== Exercise details ==
Reproduce the listing below exactly. Pictures do not belong in the copy.

== Data ==
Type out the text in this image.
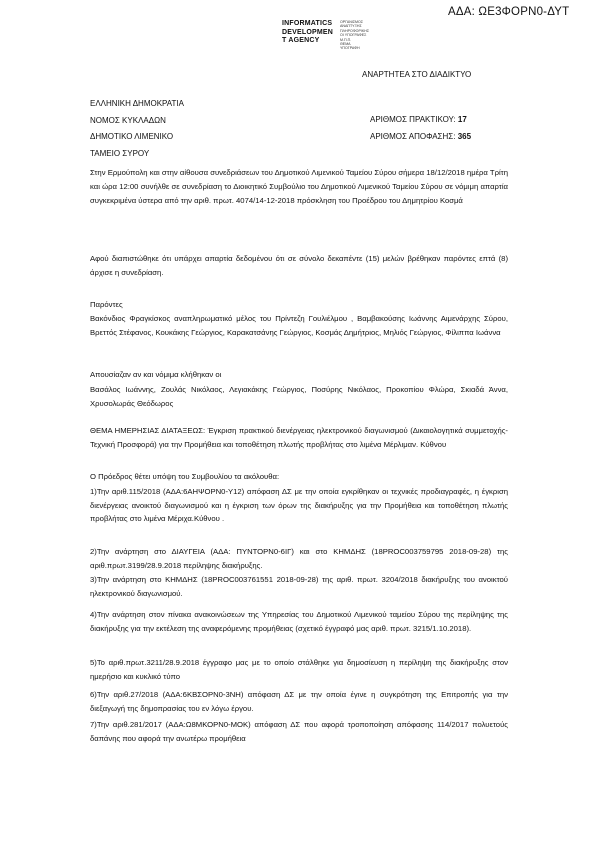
ΑΔΑ: ΩΕ3ΦΟΡΝ0-ΔΥΤ
INFORMATICS
DEVELOPMEN
T AGENCY
ΟΡΓΑΝΙΣΜΟΣ
ΑΝΑΠΤΥΞΗΣ
ΠΛΗΡΟΦΟΡΙΚΗΣ
ΟΙ ΥΠΟΓΡΑΦΕΣ
Μ.Π.Π.
ΘΕΜΑ
ΥΠΟΓΡΑΦΗ
ΑΝΑΡΤΗΤΕΑ ΣΤΟ ΔΙΑΔΙΚΤΥΟ
ΕΛΛΗΝΙΚΗ ΔΗΜΟΚΡΑΤΙΑ
ΝΟΜΟΣ ΚΥΚΛΑΔΩΝ
ΔΗΜΟΤΙΚΟ ΛΙΜΕΝΙΚΟ
ΤΑΜΕΙΟ ΣΥΡΟΥ
ΑΡΙΘΜΟΣ ΠΡΑΚΤΙΚΟΥ: 17
ΑΡΙΘΜΟΣ ΑΠΟΦΑΣΗΣ: 365
Στην Ερμούπολη και στην αίθουσα συνεδριάσεων του Δημοτικού Λιμενικού Ταμείου Σύρου σήμερα 18/12/2018 ημέρα Τρίτη και ώρα 12:00 συνήλθε σε συνεδρίαση το Διοικητικό Συμβούλιο του Δημοτικού Λιμενικού Ταμείου Σύρου σε νόμιμη απαρτία συγκεκριμένα ύστερα από την αριθ. πρωτ. 4074/14-12-2018 πρόσκληση του Προέδρου του Δημητρίου Κοσμά
Αφού διαπιστώθηκε ότι υπάρχει απαρτία δεδομένου ότι σε σύνολο δεκαπέντε (15) μελών βρέθηκαν παρόντες επτά (8) άρχισε η συνεδρίαση.
Παρόντες
Βακόνδιος Φραγκίσκος αναπληρωματικό μέλος του Πρίντεζη Γουλιέλμου , Βαμβακούσης Ιωάννης Αιμενάρχης Σύρου, Βρεττός Στέφανος, Κουκάκης Γεώργιος, Καρακατσάνης Γεώργιος, Κοσμάς Δημήτριος, Μηλιός Γεώργιος, Φίλιππα Ιωάννα
Απουσίαζαν αν και νόμιμα κλήθηκαν οι
Βασάλος Ιωάννης, Ζουλάς Νικόλαος, Λεγιακάκης Γεώργιος, Ποσύρης Νικόλαος, Προκοπίου Φλώρα, Σκιαδά Άννα, Χρυσολωράς Θεόδωρος
ΘΕΜΑ ΗΜΕΡΗΣΙΑΣ ΔΙΑΤΑΞΕΩΣ: Έγκριση πρακτικού διενέργειας ηλεκτρονικού διαγωνισμού (Δικαιολογητικά συμμετοχής-Τεχνική Προσφορά) για την Προμήθεια και τοποθέτηση πλωτής προβλήτας στο λιμένα Μέρλιμαν. Κύθνου
Ο Πρόεδρος θέτει υπόψη του Συμβουλίου τα ακόλουθα:
1)Την αριθ.115/2018 (ΑΔΑ:6ΑΗΨΟΡΝ0-Υ12) απόφαση ΔΣ με την οποία εγκρίθηκαν οι τεχνικές προδιαγραφές, η έγκριση διενέργειας ανοικτού διαγωνισμού και η έγκριση των όρων της διακήρυξης για την Προμήθεια και τοποθέτηση πλωτής προβλήτας στο λιμένα Μέριχα.Κύθνου .
2)Την ανάρτηση στο ΔΙΑΥΓΕΙΑ (ΑΔΑ: ΠΥΝΤΟΡΝ0-6ΙΓ) και στο ΚΗΜΔΗΣ (18PROC003759795 2018-09-28) της αριθ.πρωτ.3199/28.9.2018 περίληψης διακήρυξης.
3)Την ανάρτηση στο ΚΗΜΔΗΣ (18PROC003761551 2018-09-28) της αριθ. πρωτ. 3204/2018 διακήρυξης του ανοικτού ηλεκτρονικού διαγωνισμού.
4)Την ανάρτηση στον πίνακα ανακοινώσεων της Υπηρεσίας του Δημοτικού Λιμενικού ταμείου Σύρου της περίληψης της διακήρυξης για την εκτέλεση της αναφερόμενης προμήθειας (σχετικό έγγραφό μας αριθ. πρωτ. 3215/1.10.2018).
5)Το αριθ.πρωτ.3211/28.9.2018 έγγραφο μας με το οποίο στάλθηκε για δημοσίευση η περίληψη της διακήρυξης στον ημερήσιο και κυκλικό τύπο
6)Την αριθ.27/2018 (ΑΔΑ:6ΚΒΣΟΡΝ0-3ΝΗ) απόφαση ΔΣ με την οποία έγινε η συγκρότηση της Επιτροπής για την διεξαγωγή της δημοπρασίας του εν λόγω έργου.
7)Την αριθ.281/2017 (ΑΔΑ:Ω8ΜΚΟΡΝ0-ΜΟΚ) απόφαση ΔΣ που αφορά τροποποίηση απόφασης 114/2017 πολυετούς δαπάνης που αφορά την ανωτέρω προμήθεια
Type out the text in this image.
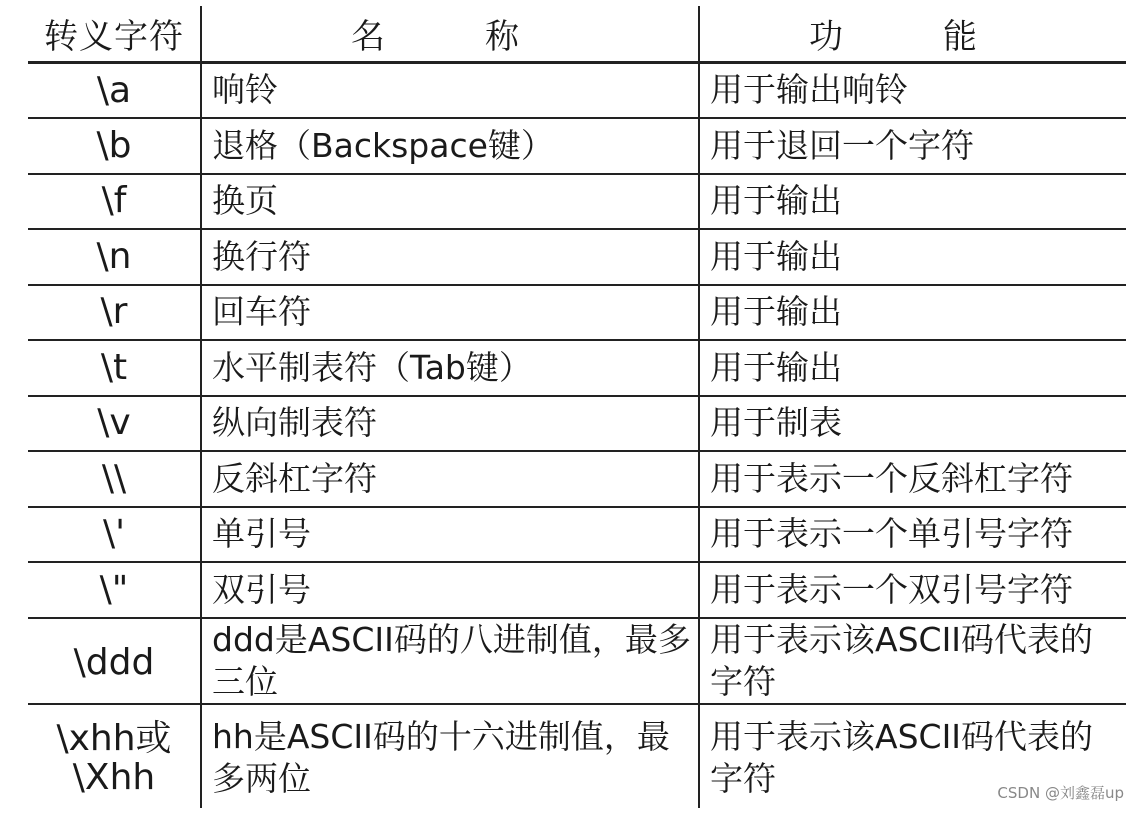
转义字符	名称	功能
\a	响铃	用于输出响铃
\b	退格（Backspace键）	用于退回一个字符
\f	换页	用于输出
\n	换行符	用于输出
\r	回车符	用于输出
\t	水平制表符（Tab键）	用于输出
\v	纵向制表符	用于制表
\\	反斜杠字符	用于表示一个反斜杠字符
\'	单引号	用于表示一个单引号字符
\"	双引号	用于表示一个双引号字符
\ddd	ddd是ASCII码的八进制值，最多三位	用于表示该ASCII码代表的字符
\xhh或\Xhh	hh是ASCII码的十六进制值，最多两位	用于表示该ASCII码代表的字符	CSDN @刘鑫磊up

== Result ==
Type out the text in this image.
ΑΔΑ: ΩΕ3ΦΟΡΝ0-ΔΥΤ
INFORMATICS
DEVELOPMEN
T AGENCY
ΟΡΓΑΝΙΣΜΟΣ
ΑΝΑΠΤΥΞΗΣ
ΠΛΗΡΟΦΟΡΙΚΗΣ
ΟΙ ΥΠΟΓΡΑΦΕΣ
Μ.Π.Π.
ΘΕΜΑ
ΥΠΟΓΡΑΦΗ
ΑΝΑΡΤΗΤΕΑ ΣΤΟ ΔΙΑΔΙΚΤΥΟ
ΕΛΛΗΝΙΚΗ ΔΗΜΟΚΡΑΤΙΑ
ΝΟΜΟΣ ΚΥΚΛΑΔΩΝ
ΔΗΜΟΤΙΚΟ ΛΙΜΕΝΙΚΟ
ΤΑΜΕΙΟ ΣΥΡΟΥ
ΑΡΙΘΜΟΣ ΠΡΑΚΤΙΚΟΥ: 17
ΑΡΙΘΜΟΣ ΑΠΟΦΑΣΗΣ: 365
Στην Ερμούπολη και στην αίθουσα συνεδριάσεων του Δημοτικού Λιμενικού Ταμείου Σύρου σήμερα 18/12/2018 ημέρα Τρίτη και ώρα 12:00 συνήλθε σε συνεδρίαση το Διοικητικό Συμβούλιο του Δημοτικού Λιμενικού Ταμείου Σύρου σε νόμιμη απαρτία συγκεκριμένα ύστερα από την αριθ. πρωτ. 4074/14-12-2018 πρόσκληση του Προέδρου του Δημητρίου Κοσμά
Αφού διαπιστώθηκε ότι υπάρχει απαρτία δεδομένου ότι σε σύνολο δεκαπέντε (15) μελών βρέθηκαν παρόντες επτά (8) άρχισε η συνεδρίαση.
Παρόντες
Βακόνδιος Φραγκίσκος αναπληρωματικό μέλος του Πρίντεζη Γουλιέλμου , Βαμβακούσης Ιωάννης Αιμενάρχης Σύρου, Βρεττός Στέφανος, Κουκάκης Γεώργιος, Καρακατσάνης Γεώργιος, Κοσμάς Δημήτριος, Μηλιός Γεώργιος, Φίλιππα Ιωάννα
Απουσίαζαν αν και νόμιμα κλήθηκαν οι
Βασάλος Ιωάννης, Ζουλάς Νικόλαος, Λεγιακάκης Γεώργιος, Ποσύρης Νικόλαος, Προκοπίου Φλώρα, Σκιαδά Άννα, Χρυσολωράς Θεόδωρος
ΘΕΜΑ ΗΜΕΡΗΣΙΑΣ ΔΙΑΤΑΞΕΩΣ: Έγκριση πρακτικού διενέργειας ηλεκτρονικού διαγωνισμού (Δικαιολογητικά συμμετοχής-Τεχνική Προσφορά) για την Προμήθεια και τοποθέτηση πλωτής προβλήτας στο λιμένα Μέρλιμαν. Κύθνου
Ο Πρόεδρος θέτει υπόψη του Συμβουλίου τα ακόλουθα:
1)Την αριθ.115/2018 (ΑΔΑ:6ΑΗΨΟΡΝ0-Υ12) απόφαση ΔΣ με την οποία εγκρίθηκαν οι τεχνικές προδιαγραφές, η έγκριση διενέργειας ανοικτού διαγωνισμού και η έγκριση των όρων της διακήρυξης για την Προμήθεια και τοποθέτηση πλωτής προβλήτας στο λιμένα Μέριχα.Κύθνου .
2)Την ανάρτηση στο ΔΙΑΥΓΕΙΑ (ΑΔΑ: ΠΥΝΤΟΡΝ0-6ΙΓ) και στο ΚΗΜΔΗΣ (18PROC003759795 2018-09-28) της αριθ.πρωτ.3199/28.9.2018 περίληψης διακήρυξης.
3)Την ανάρτηση στο ΚΗΜΔΗΣ (18PROC003761551 2018-09-28) της αριθ. πρωτ. 3204/2018 διακήρυξης του ανοικτού ηλεκτρονικού διαγωνισμού.
4)Την ανάρτηση στον πίνακα ανακοινώσεων της Υπηρεσίας του Δημοτικού Λιμενικού ταμείου Σύρου της περίληψης της διακήρυξης για την εκτέλεση της αναφερόμενης προμήθειας (σχετικό έγγραφό μας αριθ. πρωτ. 3215/1.10.2018).
5)Το αριθ.πρωτ.3211/28.9.2018 έγγραφο μας με το οποίο στάλθηκε για δημοσίευση η περίληψη της διακήρυξης στον ημερήσιο και κυκλικό τύπο
6)Την αριθ.27/2018 (ΑΔΑ:6ΚΒΣΟΡΝ0-3ΝΗ) απόφαση ΔΣ με την οποία έγινε η συγκρότηση της Επιτροπής για την διεξαγωγή της δημοπρασίας του εν λόγω έργου.
7)Την αριθ.281/2017 (ΑΔΑ:Ω8ΜΚΟΡΝ0-ΜΟΚ) απόφαση ΔΣ που αφορά τροποποίηση απόφασης 114/2017 πολυετούς δαπάνης που αφορά την ανωτέρω προμήθεια
Type out the text in this image.
转义字符	名称	功能
\a	响铃	用于输出响铃
\b	退格（Backspace键）	用于退回一个字符
\f	换页	用于输出
\n	换行符	用于输出
\r	回车符	用于输出
\t	水平制表符（Tab键）	用于输出
\v	纵向制表符	用于制表
\\	反斜杠字符	用于表示一个反斜杠字符
\'	单引号	用于表示一个单引号字符
\"	双引号	用于表示一个双引号字符
\ddd	ddd是ASCII码的八进制值，最多三位	用于表示该ASCII码代表的字符
\xhh或\Xhh	hh是ASCII码的十六进制值，最多两位	用于表示该ASCII码代表的字符	CSDN @刘鑫磊up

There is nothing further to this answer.